----- Records provided -----

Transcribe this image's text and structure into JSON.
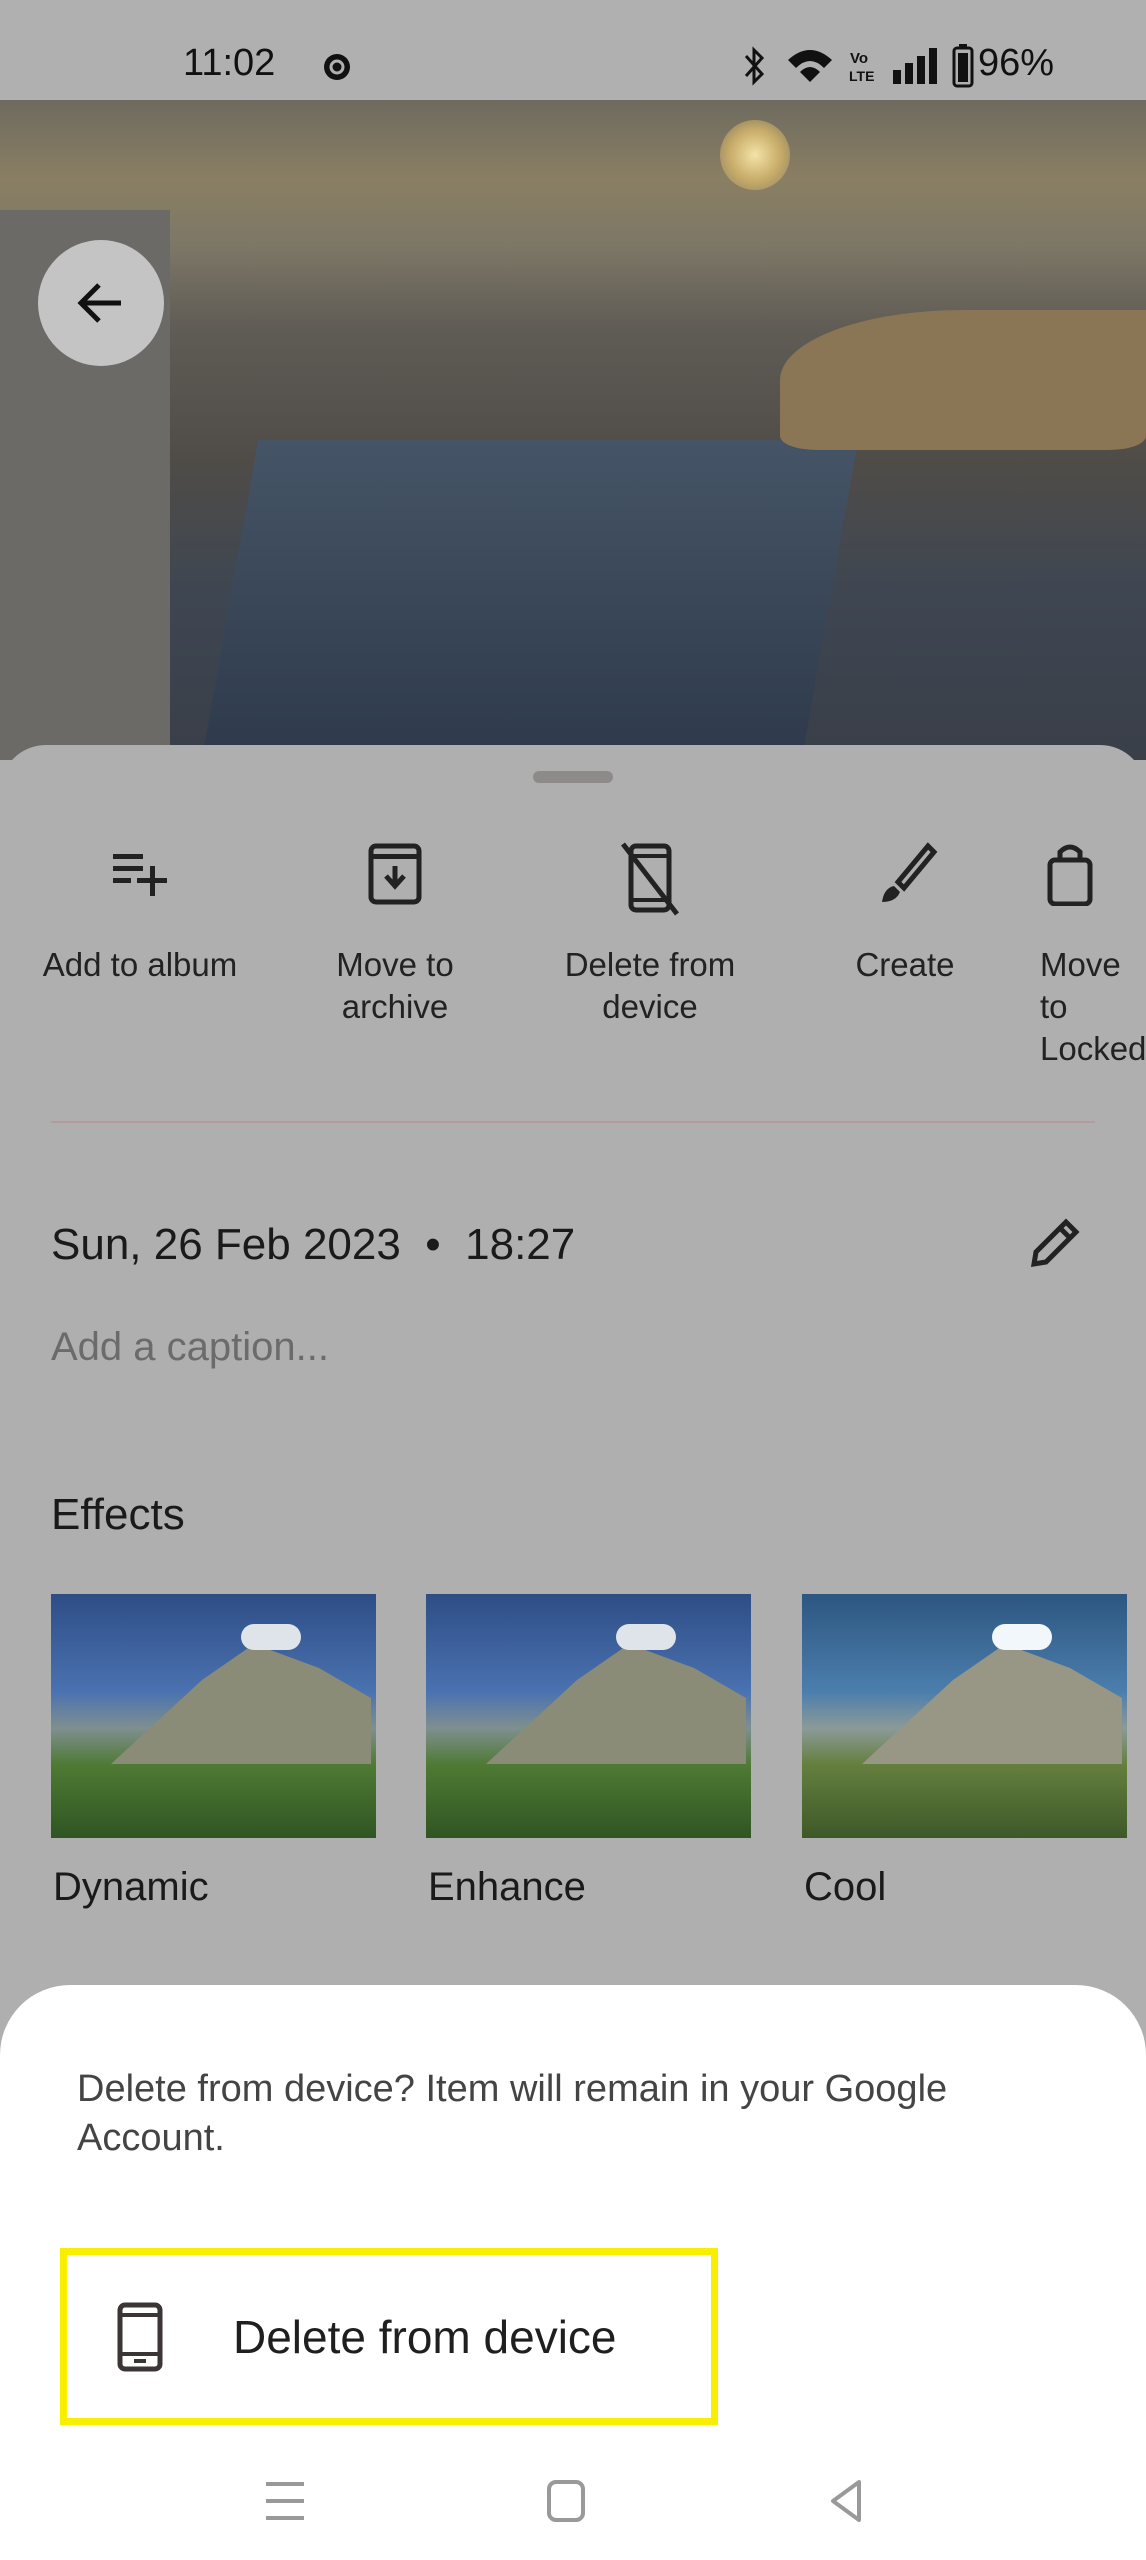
{
  "status_bar": {
    "time": "11:02",
    "battery": "96%",
    "icons": [
      "app-notification-icon",
      "bluetooth-icon",
      "wifi-icon",
      "volte-icon",
      "signal-icon",
      "battery-icon"
    ]
  },
  "photo": {
    "back_icon": "arrow-back-icon"
  },
  "actions": [
    {
      "label": "Add to album",
      "icon": "playlist-add-icon"
    },
    {
      "label": "Move to archive",
      "icon": "archive-icon"
    },
    {
      "label": "Delete from device",
      "icon": "mobile-off-icon"
    },
    {
      "label": "Create",
      "icon": "brush-icon"
    },
    {
      "label": "Move to Locked",
      "icon": "lock-folder-icon"
    }
  ],
  "details": {
    "date": "Sun, 26 Feb 2023  •  18:27",
    "caption_placeholder": "Add a caption...",
    "edit_icon": "pencil-icon"
  },
  "effects": {
    "title": "Effects",
    "items": [
      {
        "label": "Dynamic"
      },
      {
        "label": "Enhance"
      },
      {
        "label": "Cool"
      }
    ]
  },
  "dialog": {
    "message": "Delete from device? Item will remain in your Google Account.",
    "button_label": "Delete from device",
    "button_icon": "smartphone-icon",
    "highlight_color": "#f7ee00"
  },
  "nav": {
    "icons": [
      "recents-icon",
      "home-icon",
      "back-icon"
    ]
  }
}
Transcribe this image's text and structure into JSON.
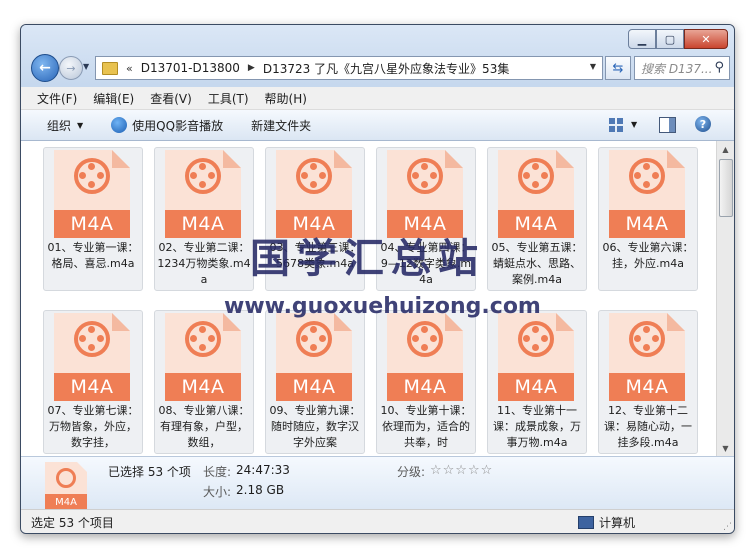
{
  "window": {
    "caption_buttons": [
      "minimize",
      "maximize",
      "close"
    ],
    "back_icon": "back-arrow-icon",
    "forward_icon": "forward-arrow-icon"
  },
  "address": {
    "chevron": "«",
    "crumbs": [
      "D13701-D13800",
      "D13723 了凡《九宫八星外应象法专业》53集"
    ]
  },
  "search": {
    "placeholder": "搜索 D137..."
  },
  "menu": {
    "items": [
      "文件(F)",
      "编辑(E)",
      "查看(V)",
      "工具(T)",
      "帮助(H)"
    ]
  },
  "toolbar": {
    "organize": "组织",
    "qq_play": "使用QQ影音播放",
    "new_folder": "新建文件夹",
    "help": "?"
  },
  "file_icon": {
    "label": "M4A",
    "accent": "#ef7e55",
    "light": "#fbe2d6"
  },
  "files": [
    {
      "name": "01、专业第一课：格局、喜忌.m4a"
    },
    {
      "name": "02、专业第二课：1234万物类象.m4a"
    },
    {
      "name": "03、专业第三课：5678类象.m4a"
    },
    {
      "name": "04、专业第四课：9—12数字类象.m4a"
    },
    {
      "name": "05、专业第五课：蜻蜓点水、思路、案例.m4a"
    },
    {
      "name": "06、专业第六课：挂，外应.m4a"
    },
    {
      "name": "07、专业第七课：万物皆象，外应，数字挂，"
    },
    {
      "name": "08、专业第八课：有理有象，户型，数组，"
    },
    {
      "name": "09、专业第九课：随时随应，数字汉字外应案"
    },
    {
      "name": "10、专业第十课：依理而为，适合的共奉，时"
    },
    {
      "name": "11、专业第十一课：成景成象，万事万物.m4a"
    },
    {
      "name": "12、专业第十二课：易随心动，一挂多段.m4a"
    }
  ],
  "details": {
    "selected": "已选择 53 个项",
    "length_label": "长度:",
    "length_value": "24:47:33",
    "size_label": "大小:",
    "size_value": "2.18 GB",
    "rating_label": "分级:",
    "rating_stars": "☆☆☆☆☆"
  },
  "status": {
    "left": "选定 53 个项目",
    "right": "计算机"
  },
  "watermark": {
    "cn": "国学汇总站",
    "en": "www.guoxuehuizong.com"
  }
}
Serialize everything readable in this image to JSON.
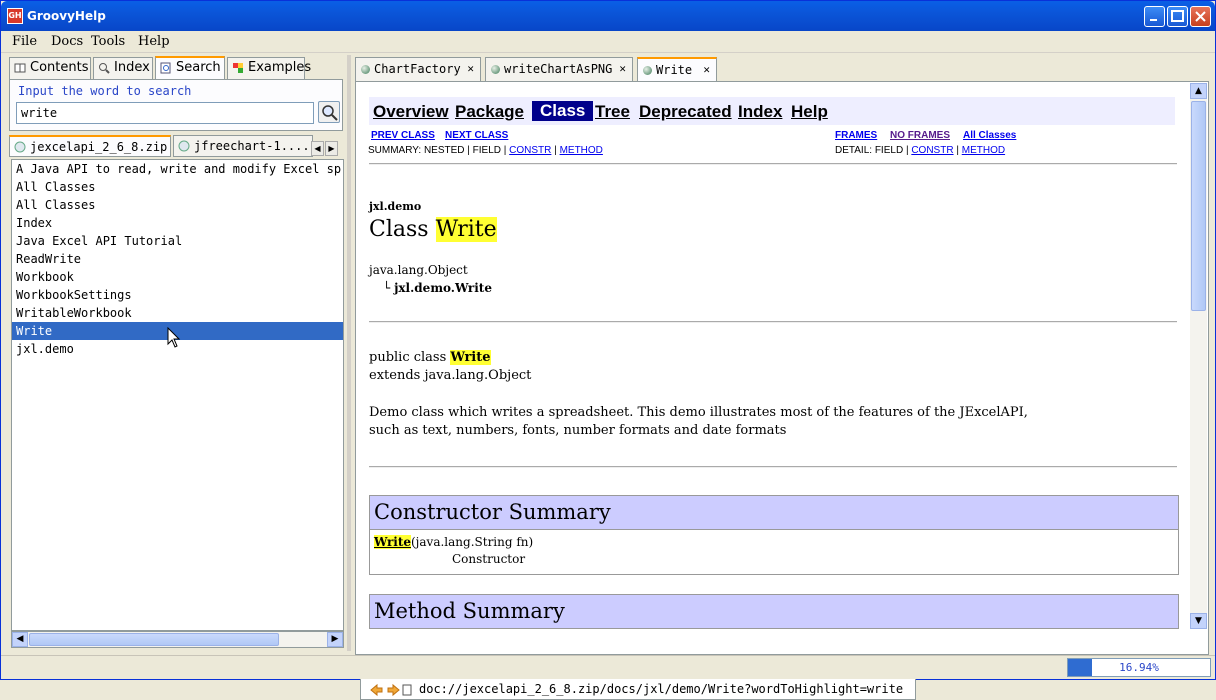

-----

▶ [What is needed]:
Transcribe the records word for word and include no pictures.

▶ [Answer in full]:
Transcribe this image's text and structure into JSON.
{
  "status_bar": {
    "time": "11:02",
    "battery": "96%",
    "icons": [
      "app-notification-icon",
      "bluetooth-icon",
      "wifi-icon",
      "volte-icon",
      "signal-icon",
      "battery-icon"
    ]
  },
  "photo": {
    "back_icon": "arrow-back-icon"
  },
  "actions": [
    {
      "label": "Add to album",
      "icon": "playlist-add-icon"
    },
    {
      "label": "Move to archive",
      "icon": "archive-icon"
    },
    {
      "label": "Delete from device",
      "icon": "mobile-off-icon"
    },
    {
      "label": "Create",
      "icon": "brush-icon"
    },
    {
      "label": "Move to Locked",
      "icon": "lock-folder-icon"
    }
  ],
  "details": {
    "date": "Sun, 26 Feb 2023  •  18:27",
    "caption_placeholder": "Add a caption...",
    "edit_icon": "pencil-icon"
  },
  "effects": {
    "title": "Effects",
    "items": [
      {
        "label": "Dynamic"
      },
      {
        "label": "Enhance"
      },
      {
        "label": "Cool"
      }
    ]
  },
  "dialog": {
    "message": "Delete from device? Item will remain in your Google Account.",
    "button_label": "Delete from device",
    "button_icon": "smartphone-icon",
    "highlight_color": "#f7ee00"
  },
  "nav": {
    "icons": [
      "recents-icon",
      "home-icon",
      "back-icon"
    ]
  }
}
Transcribe this image's text and structure into JSON.
{
  "window": {
    "caption_buttons": [
      "minimize",
      "maximize",
      "close"
    ],
    "back_icon": "back-arrow-icon",
    "forward_icon": "forward-arrow-icon"
  },
  "address": {
    "chevron": "«",
    "crumbs": [
      "D13701-D13800",
      "D13723 了凡《九宫八星外应象法专业》53集"
    ]
  },
  "search": {
    "placeholder": "搜索 D137..."
  },
  "menu": {
    "items": [
      "文件(F)",
      "编辑(E)",
      "查看(V)",
      "工具(T)",
      "帮助(H)"
    ]
  },
  "toolbar": {
    "organize": "组织",
    "qq_play": "使用QQ影音播放",
    "new_folder": "新建文件夹",
    "help": "?"
  },
  "file_icon": {
    "label": "M4A",
    "accent": "#ef7e55",
    "light": "#fbe2d6"
  },
  "files": [
    {
      "name": "01、专业第一课：格局、喜忌.m4a"
    },
    {
      "name": "02、专业第二课：1234万物类象.m4a"
    },
    {
      "name": "03、专业第三课：5678类象.m4a"
    },
    {
      "name": "04、专业第四课：9—12数字类象.m4a"
    },
    {
      "name": "05、专业第五课：蜻蜓点水、思路、案例.m4a"
    },
    {
      "name": "06、专业第六课：挂，外应.m4a"
    },
    {
      "name": "07、专业第七课：万物皆象，外应，数字挂，"
    },
    {
      "name": "08、专业第八课：有理有象，户型，数组，"
    },
    {
      "name": "09、专业第九课：随时随应，数字汉字外应案"
    },
    {
      "name": "10、专业第十课：依理而为，适合的共奉，时"
    },
    {
      "name": "11、专业第十一课：成景成象，万事万物.m4a"
    },
    {
      "name": "12、专业第十二课：易随心动，一挂多段.m4a"
    }
  ],
  "details": {
    "selected": "已选择 53 个项",
    "length_label": "长度:",
    "length_value": "24:47:33",
    "size_label": "大小:",
    "size_value": "2.18 GB",
    "rating_label": "分级:",
    "rating_stars": "☆☆☆☆☆"
  },
  "status": {
    "left": "选定 53 个项目",
    "right": "计算机"
  },
  "watermark": {
    "cn": "国学汇总站",
    "en": "www.guoxuehuizong.com"
  }
}
Serialize everything readable in this image to JSON.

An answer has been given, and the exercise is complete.